▶ _Exercise details_
Scan the lines below for the word "with". Copy each line you find it in.
====== Data shown ======
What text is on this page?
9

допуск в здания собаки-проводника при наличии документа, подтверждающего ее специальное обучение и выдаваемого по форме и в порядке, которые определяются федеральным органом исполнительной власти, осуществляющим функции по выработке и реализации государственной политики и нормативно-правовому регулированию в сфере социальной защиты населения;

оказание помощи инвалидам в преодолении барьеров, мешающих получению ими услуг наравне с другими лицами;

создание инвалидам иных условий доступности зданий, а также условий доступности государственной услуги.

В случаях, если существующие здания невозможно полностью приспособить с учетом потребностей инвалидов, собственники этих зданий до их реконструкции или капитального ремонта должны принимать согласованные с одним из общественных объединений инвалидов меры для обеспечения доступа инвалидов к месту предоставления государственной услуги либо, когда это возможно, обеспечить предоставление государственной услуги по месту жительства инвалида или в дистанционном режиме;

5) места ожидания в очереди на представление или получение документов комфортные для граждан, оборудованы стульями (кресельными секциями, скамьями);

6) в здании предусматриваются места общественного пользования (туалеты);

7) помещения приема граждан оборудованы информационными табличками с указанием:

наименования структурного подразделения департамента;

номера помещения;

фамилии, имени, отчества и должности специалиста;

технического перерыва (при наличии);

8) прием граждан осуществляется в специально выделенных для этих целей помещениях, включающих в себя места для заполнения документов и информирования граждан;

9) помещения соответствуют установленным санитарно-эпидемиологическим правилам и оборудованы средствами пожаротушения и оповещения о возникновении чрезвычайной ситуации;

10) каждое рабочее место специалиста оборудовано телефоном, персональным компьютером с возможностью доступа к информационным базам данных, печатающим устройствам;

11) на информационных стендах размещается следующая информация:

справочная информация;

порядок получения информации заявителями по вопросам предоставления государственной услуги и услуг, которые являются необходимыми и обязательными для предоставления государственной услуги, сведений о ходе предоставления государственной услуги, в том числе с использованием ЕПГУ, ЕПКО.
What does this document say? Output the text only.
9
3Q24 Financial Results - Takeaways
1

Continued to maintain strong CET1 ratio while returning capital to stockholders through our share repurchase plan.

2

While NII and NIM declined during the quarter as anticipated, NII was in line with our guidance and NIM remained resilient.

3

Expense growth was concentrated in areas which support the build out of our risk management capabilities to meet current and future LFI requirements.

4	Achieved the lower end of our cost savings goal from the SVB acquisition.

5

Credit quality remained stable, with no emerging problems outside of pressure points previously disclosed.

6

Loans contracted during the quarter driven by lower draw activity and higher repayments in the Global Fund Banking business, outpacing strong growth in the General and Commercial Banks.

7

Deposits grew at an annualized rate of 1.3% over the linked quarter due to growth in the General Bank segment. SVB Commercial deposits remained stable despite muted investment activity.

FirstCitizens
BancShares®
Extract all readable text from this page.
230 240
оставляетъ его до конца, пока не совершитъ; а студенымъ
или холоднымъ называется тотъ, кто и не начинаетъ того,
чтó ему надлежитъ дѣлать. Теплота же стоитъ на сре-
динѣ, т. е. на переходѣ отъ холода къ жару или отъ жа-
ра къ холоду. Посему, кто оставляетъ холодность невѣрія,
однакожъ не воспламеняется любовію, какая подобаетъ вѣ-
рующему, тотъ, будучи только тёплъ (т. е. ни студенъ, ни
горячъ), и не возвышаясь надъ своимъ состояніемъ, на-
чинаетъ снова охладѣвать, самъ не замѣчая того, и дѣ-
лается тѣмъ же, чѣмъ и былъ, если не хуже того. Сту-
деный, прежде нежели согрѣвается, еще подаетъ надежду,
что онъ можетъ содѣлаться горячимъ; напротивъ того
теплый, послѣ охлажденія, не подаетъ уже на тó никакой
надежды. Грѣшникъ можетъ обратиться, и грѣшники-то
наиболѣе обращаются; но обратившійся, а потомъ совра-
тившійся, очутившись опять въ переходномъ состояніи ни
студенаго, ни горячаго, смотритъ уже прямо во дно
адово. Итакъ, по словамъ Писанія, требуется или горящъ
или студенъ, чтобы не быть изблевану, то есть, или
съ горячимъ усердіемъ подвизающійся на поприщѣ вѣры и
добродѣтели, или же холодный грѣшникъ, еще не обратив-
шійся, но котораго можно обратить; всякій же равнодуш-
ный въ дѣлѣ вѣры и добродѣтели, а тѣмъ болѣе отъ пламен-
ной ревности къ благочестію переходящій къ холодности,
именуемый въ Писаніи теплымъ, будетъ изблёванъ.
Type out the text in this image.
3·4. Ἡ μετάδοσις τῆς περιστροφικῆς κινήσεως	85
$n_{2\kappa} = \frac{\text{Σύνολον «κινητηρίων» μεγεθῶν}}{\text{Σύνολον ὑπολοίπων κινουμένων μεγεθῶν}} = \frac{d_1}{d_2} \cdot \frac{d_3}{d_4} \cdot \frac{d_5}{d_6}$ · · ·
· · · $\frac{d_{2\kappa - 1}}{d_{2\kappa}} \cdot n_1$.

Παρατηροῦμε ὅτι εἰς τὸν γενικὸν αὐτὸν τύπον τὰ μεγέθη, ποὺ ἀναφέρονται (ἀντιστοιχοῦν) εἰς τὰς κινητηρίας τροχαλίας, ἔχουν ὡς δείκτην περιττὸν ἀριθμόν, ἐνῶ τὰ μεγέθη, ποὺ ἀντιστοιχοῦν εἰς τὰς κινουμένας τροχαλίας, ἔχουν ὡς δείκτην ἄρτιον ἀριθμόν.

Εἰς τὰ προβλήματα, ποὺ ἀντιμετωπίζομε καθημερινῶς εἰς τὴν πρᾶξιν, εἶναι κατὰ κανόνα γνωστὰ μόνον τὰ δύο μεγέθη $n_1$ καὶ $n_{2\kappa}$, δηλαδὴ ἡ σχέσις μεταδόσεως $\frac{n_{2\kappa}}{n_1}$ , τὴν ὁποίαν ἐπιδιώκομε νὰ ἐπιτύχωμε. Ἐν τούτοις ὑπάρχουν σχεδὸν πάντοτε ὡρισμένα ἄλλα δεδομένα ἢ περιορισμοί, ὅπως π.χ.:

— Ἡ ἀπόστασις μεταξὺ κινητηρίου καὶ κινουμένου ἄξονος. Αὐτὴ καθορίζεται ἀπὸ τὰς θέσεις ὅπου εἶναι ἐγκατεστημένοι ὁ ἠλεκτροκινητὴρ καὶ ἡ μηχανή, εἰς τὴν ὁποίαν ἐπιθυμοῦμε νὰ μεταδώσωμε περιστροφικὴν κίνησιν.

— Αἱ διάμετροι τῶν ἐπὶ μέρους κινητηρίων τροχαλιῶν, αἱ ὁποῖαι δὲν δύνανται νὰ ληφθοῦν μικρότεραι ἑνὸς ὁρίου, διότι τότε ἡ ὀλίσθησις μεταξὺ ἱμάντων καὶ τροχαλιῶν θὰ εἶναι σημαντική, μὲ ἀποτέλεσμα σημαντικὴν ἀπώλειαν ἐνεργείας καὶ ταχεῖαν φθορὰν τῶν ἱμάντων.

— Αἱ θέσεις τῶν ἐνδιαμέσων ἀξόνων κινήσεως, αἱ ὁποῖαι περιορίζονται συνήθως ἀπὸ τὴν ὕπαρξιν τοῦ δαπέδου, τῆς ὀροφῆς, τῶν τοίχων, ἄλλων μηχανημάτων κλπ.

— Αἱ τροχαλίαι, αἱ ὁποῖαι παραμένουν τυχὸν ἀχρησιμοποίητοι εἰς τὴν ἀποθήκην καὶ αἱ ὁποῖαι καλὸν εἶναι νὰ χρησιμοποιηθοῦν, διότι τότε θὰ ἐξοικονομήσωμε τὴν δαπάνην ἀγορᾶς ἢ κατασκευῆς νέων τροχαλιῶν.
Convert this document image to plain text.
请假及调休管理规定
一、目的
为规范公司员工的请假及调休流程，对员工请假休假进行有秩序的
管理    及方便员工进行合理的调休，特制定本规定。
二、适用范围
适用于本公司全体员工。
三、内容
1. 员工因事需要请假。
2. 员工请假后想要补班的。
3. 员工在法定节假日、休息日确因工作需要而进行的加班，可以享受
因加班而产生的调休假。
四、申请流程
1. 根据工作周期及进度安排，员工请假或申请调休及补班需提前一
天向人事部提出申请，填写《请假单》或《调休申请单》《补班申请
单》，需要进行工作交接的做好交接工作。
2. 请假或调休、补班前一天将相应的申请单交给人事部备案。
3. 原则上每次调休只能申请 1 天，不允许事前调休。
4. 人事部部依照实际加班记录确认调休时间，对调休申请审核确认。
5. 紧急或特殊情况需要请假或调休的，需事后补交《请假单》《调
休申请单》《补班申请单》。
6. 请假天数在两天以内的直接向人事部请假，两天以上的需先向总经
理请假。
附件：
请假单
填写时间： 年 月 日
======
▶ _Full answer_
While NII and NIM declined during the quarter as anticipated, NII was in line with our guidance and NIM remained resilient.
Credit quality remained stable, with no emerging problems outside of pressure points previously disclosed.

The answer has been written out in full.